[Data entries]
────────────────────────────────────────

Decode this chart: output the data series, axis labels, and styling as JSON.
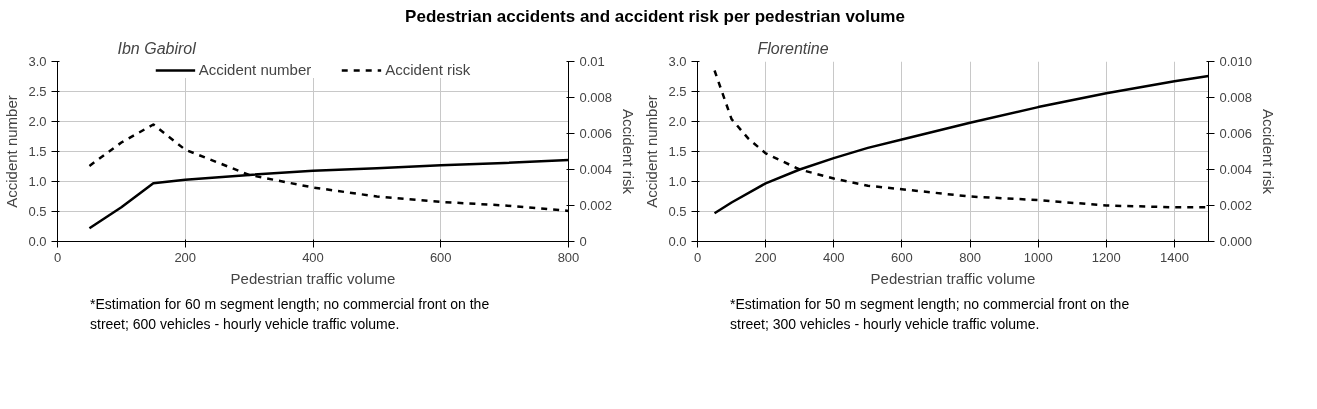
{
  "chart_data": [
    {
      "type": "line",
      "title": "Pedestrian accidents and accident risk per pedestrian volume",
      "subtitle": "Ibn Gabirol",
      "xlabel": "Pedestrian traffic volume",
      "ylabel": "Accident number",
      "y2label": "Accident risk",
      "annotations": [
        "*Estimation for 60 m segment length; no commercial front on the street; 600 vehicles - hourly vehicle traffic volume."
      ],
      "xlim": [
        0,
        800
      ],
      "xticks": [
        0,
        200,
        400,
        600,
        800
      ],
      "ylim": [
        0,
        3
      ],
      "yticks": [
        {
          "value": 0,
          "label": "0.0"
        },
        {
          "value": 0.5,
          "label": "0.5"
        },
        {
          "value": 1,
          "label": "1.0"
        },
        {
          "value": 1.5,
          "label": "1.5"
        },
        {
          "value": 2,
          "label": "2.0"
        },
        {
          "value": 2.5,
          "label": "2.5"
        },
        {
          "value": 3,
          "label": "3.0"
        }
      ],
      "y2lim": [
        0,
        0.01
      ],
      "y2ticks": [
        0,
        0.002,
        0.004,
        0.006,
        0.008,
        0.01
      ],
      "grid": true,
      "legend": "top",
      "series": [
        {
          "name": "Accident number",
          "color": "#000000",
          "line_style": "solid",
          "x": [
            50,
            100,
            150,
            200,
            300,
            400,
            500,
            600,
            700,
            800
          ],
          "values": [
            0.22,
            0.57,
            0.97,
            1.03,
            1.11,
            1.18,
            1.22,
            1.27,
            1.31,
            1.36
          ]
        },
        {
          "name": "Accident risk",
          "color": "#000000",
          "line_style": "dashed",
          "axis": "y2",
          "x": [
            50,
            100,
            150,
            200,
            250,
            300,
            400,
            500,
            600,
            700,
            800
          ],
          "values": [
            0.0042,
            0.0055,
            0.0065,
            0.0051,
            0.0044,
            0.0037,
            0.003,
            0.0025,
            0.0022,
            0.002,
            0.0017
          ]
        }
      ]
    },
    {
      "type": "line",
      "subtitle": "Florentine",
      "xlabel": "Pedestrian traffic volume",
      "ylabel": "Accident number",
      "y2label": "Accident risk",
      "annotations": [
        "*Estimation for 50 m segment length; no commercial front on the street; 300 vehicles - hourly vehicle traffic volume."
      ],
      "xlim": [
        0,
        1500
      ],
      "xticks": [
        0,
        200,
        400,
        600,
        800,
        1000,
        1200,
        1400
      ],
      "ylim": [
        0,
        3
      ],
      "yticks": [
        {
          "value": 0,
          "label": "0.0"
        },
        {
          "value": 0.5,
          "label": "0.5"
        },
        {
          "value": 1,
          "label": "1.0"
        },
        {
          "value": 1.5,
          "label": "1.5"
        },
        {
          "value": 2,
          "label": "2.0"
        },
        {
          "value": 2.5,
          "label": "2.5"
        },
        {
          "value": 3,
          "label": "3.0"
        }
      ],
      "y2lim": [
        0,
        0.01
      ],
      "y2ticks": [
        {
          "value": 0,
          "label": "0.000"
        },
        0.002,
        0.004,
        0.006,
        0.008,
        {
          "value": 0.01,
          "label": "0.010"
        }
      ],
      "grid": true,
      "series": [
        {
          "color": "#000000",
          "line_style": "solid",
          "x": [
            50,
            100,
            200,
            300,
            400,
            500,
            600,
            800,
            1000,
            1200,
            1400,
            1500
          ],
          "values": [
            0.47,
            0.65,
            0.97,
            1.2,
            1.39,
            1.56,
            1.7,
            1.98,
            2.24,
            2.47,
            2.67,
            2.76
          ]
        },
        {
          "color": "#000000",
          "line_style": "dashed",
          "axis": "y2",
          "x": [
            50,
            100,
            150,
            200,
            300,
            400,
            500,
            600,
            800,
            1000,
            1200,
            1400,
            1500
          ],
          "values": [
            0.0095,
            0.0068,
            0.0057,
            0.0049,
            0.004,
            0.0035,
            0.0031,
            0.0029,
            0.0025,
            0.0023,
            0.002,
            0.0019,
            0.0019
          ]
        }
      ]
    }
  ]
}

────────────────────────────────────────

> **Job**
The listing above must be printed again exactly, minus its pictures.

> **Output below**
Decode this chart: output the data series, axis labels, and styling as JSON.
{
  "chart_data": [
    {
      "type": "line",
      "title": "Pedestrian accidents and accident risk per pedestrian volume",
      "subtitle": "Ibn Gabirol",
      "xlabel": "Pedestrian traffic volume",
      "ylabel": "Accident number",
      "y2label": "Accident risk",
      "annotations": [
        "*Estimation for 60 m segment length; no commercial front on the street; 600 vehicles - hourly vehicle traffic volume."
      ],
      "xlim": [
        0,
        800
      ],
      "xticks": [
        0,
        200,
        400,
        600,
        800
      ],
      "ylim": [
        0,
        3
      ],
      "yticks": [
        {
          "value": 0,
          "label": "0.0"
        },
        {
          "value": 0.5,
          "label": "0.5"
        },
        {
          "value": 1,
          "label": "1.0"
        },
        {
          "value": 1.5,
          "label": "1.5"
        },
        {
          "value": 2,
          "label": "2.0"
        },
        {
          "value": 2.5,
          "label": "2.5"
        },
        {
          "value": 3,
          "label": "3.0"
        }
      ],
      "y2lim": [
        0,
        0.01
      ],
      "y2ticks": [
        0,
        0.002,
        0.004,
        0.006,
        0.008,
        0.01
      ],
      "grid": true,
      "legend": "top",
      "series": [
        {
          "name": "Accident number",
          "color": "#000000",
          "line_style": "solid",
          "x": [
            50,
            100,
            150,
            200,
            300,
            400,
            500,
            600,
            700,
            800
          ],
          "values": [
            0.22,
            0.57,
            0.97,
            1.03,
            1.11,
            1.18,
            1.22,
            1.27,
            1.31,
            1.36
          ]
        },
        {
          "name": "Accident risk",
          "color": "#000000",
          "line_style": "dashed",
          "axis": "y2",
          "x": [
            50,
            100,
            150,
            200,
            250,
            300,
            400,
            500,
            600,
            700,
            800
          ],
          "values": [
            0.0042,
            0.0055,
            0.0065,
            0.0051,
            0.0044,
            0.0037,
            0.003,
            0.0025,
            0.0022,
            0.002,
            0.0017
          ]
        }
      ]
    },
    {
      "type": "line",
      "subtitle": "Florentine",
      "xlabel": "Pedestrian traffic volume",
      "ylabel": "Accident number",
      "y2label": "Accident risk",
      "annotations": [
        "*Estimation for 50 m segment length; no commercial front on the street; 300 vehicles - hourly vehicle traffic volume."
      ],
      "xlim": [
        0,
        1500
      ],
      "xticks": [
        0,
        200,
        400,
        600,
        800,
        1000,
        1200,
        1400
      ],
      "ylim": [
        0,
        3
      ],
      "yticks": [
        {
          "value": 0,
          "label": "0.0"
        },
        {
          "value": 0.5,
          "label": "0.5"
        },
        {
          "value": 1,
          "label": "1.0"
        },
        {
          "value": 1.5,
          "label": "1.5"
        },
        {
          "value": 2,
          "label": "2.0"
        },
        {
          "value": 2.5,
          "label": "2.5"
        },
        {
          "value": 3,
          "label": "3.0"
        }
      ],
      "y2lim": [
        0,
        0.01
      ],
      "y2ticks": [
        {
          "value": 0,
          "label": "0.000"
        },
        0.002,
        0.004,
        0.006,
        0.008,
        {
          "value": 0.01,
          "label": "0.010"
        }
      ],
      "grid": true,
      "series": [
        {
          "color": "#000000",
          "line_style": "solid",
          "x": [
            50,
            100,
            200,
            300,
            400,
            500,
            600,
            800,
            1000,
            1200,
            1400,
            1500
          ],
          "values": [
            0.47,
            0.65,
            0.97,
            1.2,
            1.39,
            1.56,
            1.7,
            1.98,
            2.24,
            2.47,
            2.67,
            2.76
          ]
        },
        {
          "color": "#000000",
          "line_style": "dashed",
          "axis": "y2",
          "x": [
            50,
            100,
            150,
            200,
            300,
            400,
            500,
            600,
            800,
            1000,
            1200,
            1400,
            1500
          ],
          "values": [
            0.0095,
            0.0068,
            0.0057,
            0.0049,
            0.004,
            0.0035,
            0.0031,
            0.0029,
            0.0025,
            0.0023,
            0.002,
            0.0019,
            0.0019
          ]
        }
      ]
    }
  ]
}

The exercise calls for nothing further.